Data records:
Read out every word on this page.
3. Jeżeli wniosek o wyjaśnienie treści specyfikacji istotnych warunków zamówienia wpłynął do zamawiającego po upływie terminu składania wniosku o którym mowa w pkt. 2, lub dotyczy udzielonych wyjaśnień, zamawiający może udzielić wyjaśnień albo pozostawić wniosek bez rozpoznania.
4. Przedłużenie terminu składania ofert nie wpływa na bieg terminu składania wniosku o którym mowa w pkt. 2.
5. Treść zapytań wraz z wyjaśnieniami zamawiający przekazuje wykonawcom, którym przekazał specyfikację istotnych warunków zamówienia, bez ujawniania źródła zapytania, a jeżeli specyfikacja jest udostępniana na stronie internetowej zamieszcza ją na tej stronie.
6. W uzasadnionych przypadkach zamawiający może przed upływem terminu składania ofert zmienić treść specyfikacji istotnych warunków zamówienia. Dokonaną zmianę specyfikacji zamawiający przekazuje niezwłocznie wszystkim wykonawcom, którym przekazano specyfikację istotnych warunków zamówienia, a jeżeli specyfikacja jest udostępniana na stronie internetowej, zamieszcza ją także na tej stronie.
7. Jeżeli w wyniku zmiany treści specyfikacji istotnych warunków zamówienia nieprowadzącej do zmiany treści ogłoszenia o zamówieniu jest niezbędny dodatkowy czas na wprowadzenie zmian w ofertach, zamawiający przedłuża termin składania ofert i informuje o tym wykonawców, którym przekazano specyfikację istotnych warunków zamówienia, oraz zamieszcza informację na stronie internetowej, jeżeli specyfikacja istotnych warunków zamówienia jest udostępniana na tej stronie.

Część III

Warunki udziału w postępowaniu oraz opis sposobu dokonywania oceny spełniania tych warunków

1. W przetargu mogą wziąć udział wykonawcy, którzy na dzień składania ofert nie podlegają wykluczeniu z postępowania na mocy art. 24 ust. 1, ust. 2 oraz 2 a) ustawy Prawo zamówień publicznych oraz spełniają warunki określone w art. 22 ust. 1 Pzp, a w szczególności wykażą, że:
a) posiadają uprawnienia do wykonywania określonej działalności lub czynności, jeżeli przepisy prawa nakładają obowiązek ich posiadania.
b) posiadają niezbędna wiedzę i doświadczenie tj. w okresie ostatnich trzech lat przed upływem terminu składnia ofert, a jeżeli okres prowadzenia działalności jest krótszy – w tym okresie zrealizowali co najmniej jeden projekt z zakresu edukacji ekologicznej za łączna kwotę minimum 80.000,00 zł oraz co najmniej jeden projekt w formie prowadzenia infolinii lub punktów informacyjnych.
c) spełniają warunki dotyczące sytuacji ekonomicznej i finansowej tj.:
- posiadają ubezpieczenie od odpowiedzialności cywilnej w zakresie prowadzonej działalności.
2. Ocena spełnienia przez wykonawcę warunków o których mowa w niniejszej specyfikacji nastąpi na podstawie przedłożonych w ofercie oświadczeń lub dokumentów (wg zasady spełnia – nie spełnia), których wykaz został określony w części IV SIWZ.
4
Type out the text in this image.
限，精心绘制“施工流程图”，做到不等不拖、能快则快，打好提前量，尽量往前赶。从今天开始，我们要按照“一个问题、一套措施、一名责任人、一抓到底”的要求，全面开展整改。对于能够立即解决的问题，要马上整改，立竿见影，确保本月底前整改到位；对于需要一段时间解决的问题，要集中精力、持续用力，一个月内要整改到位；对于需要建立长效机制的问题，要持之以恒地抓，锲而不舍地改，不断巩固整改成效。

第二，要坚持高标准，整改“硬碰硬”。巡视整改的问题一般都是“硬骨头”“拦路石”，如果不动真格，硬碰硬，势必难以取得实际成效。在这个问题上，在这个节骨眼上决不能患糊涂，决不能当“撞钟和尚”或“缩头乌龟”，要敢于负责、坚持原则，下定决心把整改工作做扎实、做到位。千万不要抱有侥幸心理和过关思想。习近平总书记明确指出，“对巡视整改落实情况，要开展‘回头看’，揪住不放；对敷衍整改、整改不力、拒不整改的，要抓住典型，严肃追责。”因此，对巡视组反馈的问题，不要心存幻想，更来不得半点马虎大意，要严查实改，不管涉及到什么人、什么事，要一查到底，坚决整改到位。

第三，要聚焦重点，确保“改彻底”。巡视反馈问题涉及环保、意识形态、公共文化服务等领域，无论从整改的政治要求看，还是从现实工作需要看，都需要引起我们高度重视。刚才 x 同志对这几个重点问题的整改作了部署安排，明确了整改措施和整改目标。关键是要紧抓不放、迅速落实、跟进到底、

AIM> Retype the listing exactly, in full.

TASK RESPONSE>
Read out every word on this page.
3. Jeżeli wniosek o wyjaśnienie treści specyfikacji istotnych warunków zamówienia wpłynął do zamawiającego po upływie terminu składania wniosku o którym mowa w pkt. 2, lub dotyczy udzielonych wyjaśnień, zamawiający może udzielić wyjaśnień albo pozostawić wniosek bez rozpoznania.
4. Przedłużenie terminu składania ofert nie wpływa na bieg terminu składania wniosku o którym mowa w pkt. 2.
5. Treść zapytań wraz z wyjaśnieniami zamawiający przekazuje wykonawcom, którym przekazał specyfikację istotnych warunków zamówienia, bez ujawniania źródła zapytania, a jeżeli specyfikacja jest udostępniana na stronie internetowej zamieszcza ją na tej stronie.
6. W uzasadnionych przypadkach zamawiający może przed upływem terminu składania ofert zmienić treść specyfikacji istotnych warunków zamówienia. Dokonaną zmianę specyfikacji zamawiający przekazuje niezwłocznie wszystkim wykonawcom, którym przekazano specyfikację istotnych warunków zamówienia, a jeżeli specyfikacja jest udostępniana na stronie internetowej, zamieszcza ją także na tej stronie.
7. Jeżeli w wyniku zmiany treści specyfikacji istotnych warunków zamówienia nieprowadzącej do zmiany treści ogłoszenia o zamówieniu jest niezbędny dodatkowy czas na wprowadzenie zmian w ofertach, zamawiający przedłuża termin składania ofert i informuje o tym wykonawców, którym przekazano specyfikację istotnych warunków zamówienia, oraz zamieszcza informację na stronie internetowej, jeżeli specyfikacja istotnych warunków zamówienia jest udostępniana na tej stronie.

Część III

Warunki udziału w postępowaniu oraz opis sposobu dokonywania oceny spełniania tych warunków

1. W przetargu mogą wziąć udział wykonawcy, którzy na dzień składania ofert nie podlegają wykluczeniu z postępowania na mocy art. 24 ust. 1, ust. 2 oraz 2 a) ustawy Prawo zamówień publicznych oraz spełniają warunki określone w art. 22 ust. 1 Pzp, a w szczególności wykażą, że:
a) posiadają uprawnienia do wykonywania określonej działalności lub czynności, jeżeli przepisy prawa nakładają obowiązek ich posiadania.
b) posiadają niezbędna wiedzę i doświadczenie tj. w okresie ostatnich trzech lat przed upływem terminu składnia ofert, a jeżeli okres prowadzenia działalności jest krótszy – w tym okresie zrealizowali co najmniej jeden projekt z zakresu edukacji ekologicznej za łączna kwotę minimum 80.000,00 zł oraz co najmniej jeden projekt w formie prowadzenia infolinii lub punktów informacyjnych.
c) spełniają warunki dotyczące sytuacji ekonomicznej i finansowej tj.:
- posiadają ubezpieczenie od odpowiedzialności cywilnej w zakresie prowadzonej działalności.
2. Ocena spełnienia przez wykonawcę warunków o których mowa w niniejszej specyfikacji nastąpi na podstawie przedłożonych w ofercie oświadczeń lub dokumentów (wg zasady spełnia – nie spełnia), których wykaz został określony w części IV SIWZ.
4
Type out the text in this image.
限，精心绘制“施工流程图”，做到不等不拖、能快则快，打好提前量，尽量往前赶。从今天开始，我们要按照“一个问题、一套措施、一名责任人、一抓到底”的要求，全面开展整改。对于能够立即解决的问题，要马上整改，立竿见影，确保本月底前整改到位；对于需要一段时间解决的问题，要集中精力、持续用力，一个月内要整改到位；对于需要建立长效机制的问题，要持之以恒地抓，锲而不舍地改，不断巩固整改成效。

第二，要坚持高标准，整改“硬碰硬”。巡视整改的问题一般都是“硬骨头”“拦路石”，如果不动真格，硬碰硬，势必难以取得实际成效。在这个问题上，在这个节骨眼上决不能患糊涂，决不能当“撞钟和尚”或“缩头乌龟”，要敢于负责、坚持原则，下定决心把整改工作做扎实、做到位。千万不要抱有侥幸心理和过关思想。习近平总书记明确指出，“对巡视整改落实情况，要开展‘回头看’，揪住不放；对敷衍整改、整改不力、拒不整改的，要抓住典型，严肃追责。”因此，对巡视组反馈的问题，不要心存幻想，更来不得半点马虎大意，要严查实改，不管涉及到什么人、什么事，要一查到底，坚决整改到位。

第三，要聚焦重点，确保“改彻底”。巡视反馈问题涉及环保、意识形态、公共文化服务等领域，无论从整改的政治要求看，还是从现实工作需要看，都需要引起我们高度重视。刚才 x 同志对这几个重点问题的整改作了部署安排，明确了整改措施和整改目标。关键是要紧抓不放、迅速落实、跟进到底、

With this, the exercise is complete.